## What this task involves:
List each line of the data in which the string "title" appears.

:: Extracted material

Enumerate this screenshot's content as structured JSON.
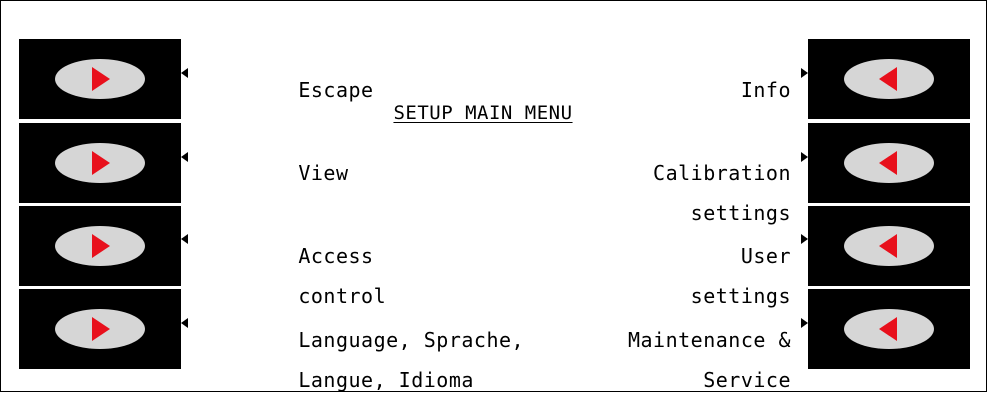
{
  "screen": {
    "title": "SETUP MAIN MENU",
    "left_options": [
      {
        "line1": "Escape",
        "line2": ""
      },
      {
        "line1": "View",
        "line2": ""
      },
      {
        "line1": "Access",
        "line2": "control"
      },
      {
        "line1": "Language, Sprache,",
        "line2": "Langue, Idioma"
      }
    ],
    "right_options": [
      {
        "line1": "Info",
        "line2": ""
      },
      {
        "line1": "Calibration",
        "line2": "settings"
      },
      {
        "line1": "User",
        "line2": "settings"
      },
      {
        "line1": "Maintenance &",
        "line2": "Service"
      }
    ]
  },
  "colors": {
    "arrow": "#e8101c",
    "key_face": "#d6d6d6",
    "bezel": "#000000"
  },
  "icons": {
    "left_keys": "arrow-right-icon",
    "right_keys": "arrow-left-icon"
  }
}
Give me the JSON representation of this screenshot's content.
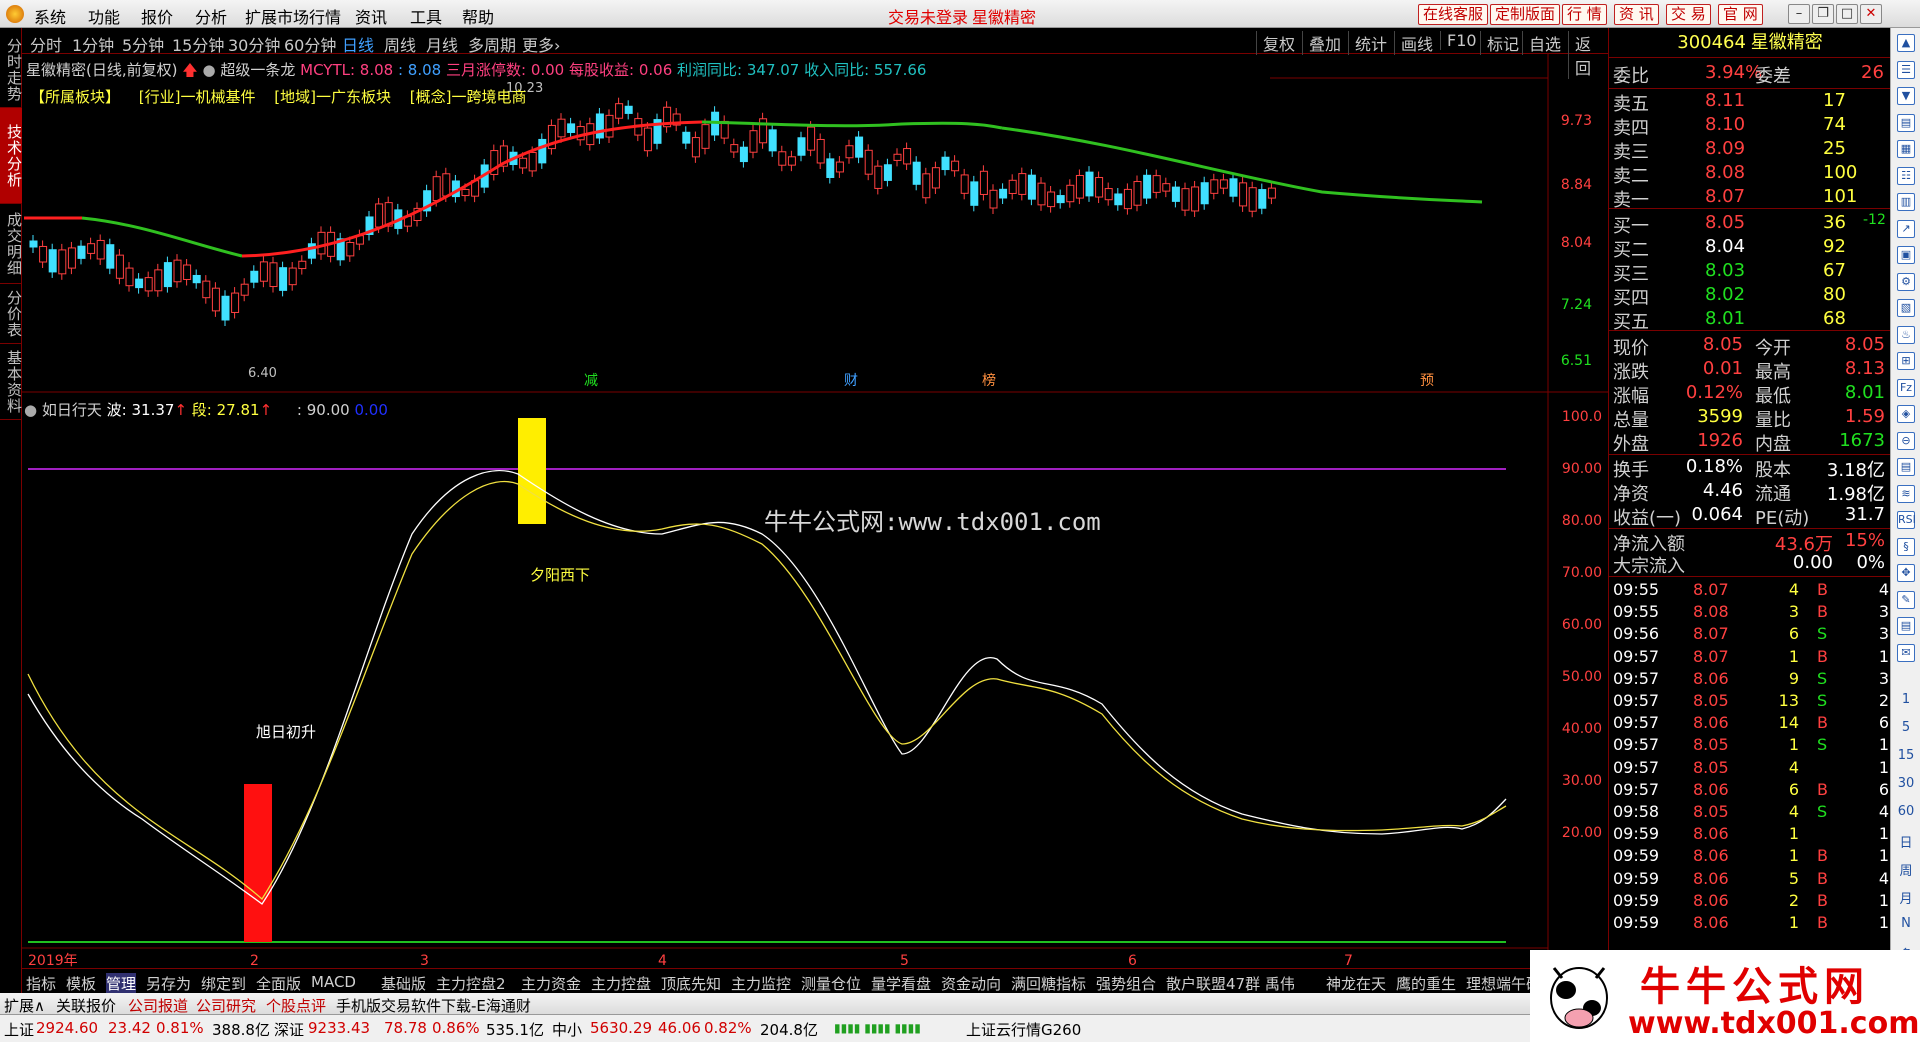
{
  "menubar": {
    "items": [
      "系统",
      "功能",
      "报价",
      "分析",
      "扩展市场行情",
      "资讯",
      "工具",
      "帮助"
    ],
    "login_status": "交易未登录",
    "stock_name": "星徽精密",
    "right_buttons": [
      "在线客服",
      "定制版面",
      "行 情",
      "资 讯",
      "交 易",
      "官 网"
    ]
  },
  "left_tabs": [
    "分时走势",
    "技术分析",
    "成交明细",
    "分价表",
    "基本资料"
  ],
  "period_bar": {
    "periods": [
      "分时",
      "1分钟",
      "5分钟",
      "15分钟",
      "30分钟",
      "60分钟",
      "日线",
      "周线",
      "月线",
      "多周期",
      "更多›"
    ],
    "active": "日线",
    "right_tools": [
      "复权",
      "叠加",
      "统计",
      "画线",
      "F10",
      "标记",
      "自选",
      "返回"
    ]
  },
  "kline_info": {
    "title": "星徽精密(日线,前复权)",
    "indicator": "超级一条龙",
    "mcytl_label": "MCYTL: 8.08",
    "mcytl_val": ": 8.08",
    "zhangting": "三月涨停数: 0.00",
    "meigu": "每股收益: 0.06",
    "lirun": "利润同比: 347.07",
    "shouru": "收入同比: 557.66",
    "bankuai": [
      "【所属板块】",
      "[行业]一机械基件",
      "[地域]一广东板块",
      "[概念]一跨境电商"
    ],
    "high_label": "10.23",
    "low_label": "6.40",
    "event_marks": [
      "减",
      "财",
      "榜",
      "预"
    ]
  },
  "price_axis": [
    "9.73",
    "8.84",
    "8.04",
    "7.24",
    "6.51"
  ],
  "sub_info": {
    "name": "如日行天",
    "bo": "波: 31.37",
    "duan": "段: 27.81",
    "line": ": 90.00",
    "zero": "0.00"
  },
  "sub_axis": [
    "100.0",
    "90.00",
    "80.00",
    "70.00",
    "60.00",
    "50.00",
    "40.00",
    "30.00",
    "20.00"
  ],
  "annotations": {
    "watermark": "牛牛公式网:www.tdx001.com",
    "sunset": "夕阳西下",
    "sunrise": "旭日初升"
  },
  "date_axis": [
    "2019年",
    "2",
    "3",
    "4",
    "5",
    "6",
    "7"
  ],
  "indicator_tabs": [
    "指标",
    "模板",
    "管理",
    "另存为",
    "绑定到",
    "全面版",
    "MACD",
    "基础版",
    "主力控盘2",
    "主力资金",
    "主力控盘",
    "顶底先知",
    "主力监控",
    "测量仓位",
    "量学看盘",
    "资金动向",
    "满回糖指标",
    "强势组合",
    "散户联盟47群 禹伟",
    "神龙在天",
    "鹰的重生",
    "理想端午破解"
  ],
  "quote": {
    "code": "300464",
    "name": "星徽精密",
    "weibi_label": "委比",
    "weibi": "3.94%",
    "weicha_label": "委差",
    "weicha": "26",
    "sells": [
      {
        "label": "卖五",
        "price": "8.11",
        "vol": "17"
      },
      {
        "label": "卖四",
        "price": "8.10",
        "vol": "74"
      },
      {
        "label": "卖三",
        "price": "8.09",
        "vol": "25"
      },
      {
        "label": "卖二",
        "price": "8.08",
        "vol": "100"
      },
      {
        "label": "卖一",
        "price": "8.07",
        "vol": "101"
      }
    ],
    "buys": [
      {
        "label": "买一",
        "price": "8.05",
        "vol": "36",
        "chg": "-12"
      },
      {
        "label": "买二",
        "price": "8.04",
        "vol": "92",
        "chg": ""
      },
      {
        "label": "买三",
        "price": "8.03",
        "vol": "67",
        "chg": ""
      },
      {
        "label": "买四",
        "price": "8.02",
        "vol": "80",
        "chg": ""
      },
      {
        "label": "买五",
        "price": "8.01",
        "vol": "68",
        "chg": ""
      }
    ],
    "stats": [
      {
        "l1": "现价",
        "v1": "8.05",
        "c1": "red",
        "l2": "今开",
        "v2": "8.05",
        "c2": "red"
      },
      {
        "l1": "涨跌",
        "v1": "0.01",
        "c1": "red",
        "l2": "最高",
        "v2": "8.13",
        "c2": "red"
      },
      {
        "l1": "涨幅",
        "v1": "0.12%",
        "c1": "red",
        "l2": "最低",
        "v2": "8.01",
        "c2": "green"
      },
      {
        "l1": "总量",
        "v1": "3599",
        "c1": "yellow",
        "l2": "量比",
        "v2": "1.59",
        "c2": "red"
      },
      {
        "l1": "外盘",
        "v1": "1926",
        "c1": "red",
        "l2": "内盘",
        "v2": "1673",
        "c2": "green"
      }
    ],
    "fund": [
      {
        "l1": "换手",
        "v1": "0.18%",
        "l2": "股本",
        "v2": "3.18亿"
      },
      {
        "l1": "净资",
        "v1": "4.46",
        "l2": "流通",
        "v2": "1.98亿"
      },
      {
        "l1": "收益(一)",
        "v1": "0.064",
        "l2": "PE(动)",
        "v2": "31.7"
      }
    ],
    "flow": [
      {
        "label": "净流入额",
        "value": "43.6万",
        "pct": "15%"
      },
      {
        "label": "大宗流入",
        "value": "0.00",
        "pct": "0%"
      }
    ],
    "ticks": [
      {
        "t": "09:55",
        "p": "8.07",
        "v": "4",
        "d": "B",
        "n": "4"
      },
      {
        "t": "09:55",
        "p": "8.08",
        "v": "3",
        "d": "B",
        "n": "3"
      },
      {
        "t": "09:56",
        "p": "8.07",
        "v": "6",
        "d": "S",
        "n": "3"
      },
      {
        "t": "09:57",
        "p": "8.07",
        "v": "1",
        "d": "B",
        "n": "1"
      },
      {
        "t": "09:57",
        "p": "8.06",
        "v": "9",
        "d": "S",
        "n": "3"
      },
      {
        "t": "09:57",
        "p": "8.05",
        "v": "13",
        "d": "S",
        "n": "2"
      },
      {
        "t": "09:57",
        "p": "8.06",
        "v": "14",
        "d": "B",
        "n": "6"
      },
      {
        "t": "09:57",
        "p": "8.05",
        "v": "1",
        "d": "S",
        "n": "1"
      },
      {
        "t": "09:57",
        "p": "8.05",
        "v": "4",
        "d": "",
        "n": "1"
      },
      {
        "t": "09:57",
        "p": "8.06",
        "v": "6",
        "d": "B",
        "n": "6"
      },
      {
        "t": "09:58",
        "p": "8.05",
        "v": "4",
        "d": "S",
        "n": "4"
      },
      {
        "t": "09:59",
        "p": "8.06",
        "v": "1",
        "d": "",
        "n": "1"
      },
      {
        "t": "09:59",
        "p": "8.06",
        "v": "1",
        "d": "B",
        "n": "1"
      },
      {
        "t": "09:59",
        "p": "8.06",
        "v": "5",
        "d": "B",
        "n": "4"
      },
      {
        "t": "09:59",
        "p": "8.06",
        "v": "2",
        "d": "B",
        "n": "1"
      },
      {
        "t": "09:59",
        "p": "8.06",
        "v": "1",
        "d": "B",
        "n": "1"
      }
    ]
  },
  "right_strip_labels": [
    "1",
    "5",
    "15",
    "30",
    "60",
    "日",
    "周",
    "月",
    "N",
    "多"
  ],
  "status": {
    "tabs": [
      "扩展∧",
      "关联报价",
      "公司报道",
      "公司研究",
      "个股点评",
      "手机版交易软件下载-E海通财"
    ],
    "sh_label": "上证",
    "sh": "2924.60",
    "sh_chg": "23.42",
    "sh_pct": "0.81%",
    "sh_amt": "388.8亿",
    "sz_label": "深证",
    "sz": "9233.43",
    "sz_chg": "78.78",
    "sz_pct": "0.86%",
    "sz_amt": "535.1亿",
    "zx_label": "中小",
    "zx": "5630.29",
    "zx_chg": "46.06",
    "zx_pct": "0.82%",
    "zx_amt": "204.8亿",
    "cloud": "上证云行情G260"
  },
  "brand": {
    "title": "牛牛公式网",
    "url": "www.tdx001.com"
  }
}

::::

## Response to the task:
    "title": "SETUP MAIN MENU",
    "title": "星徽精密(日线,前复权)",
    "title": "牛牛公式网",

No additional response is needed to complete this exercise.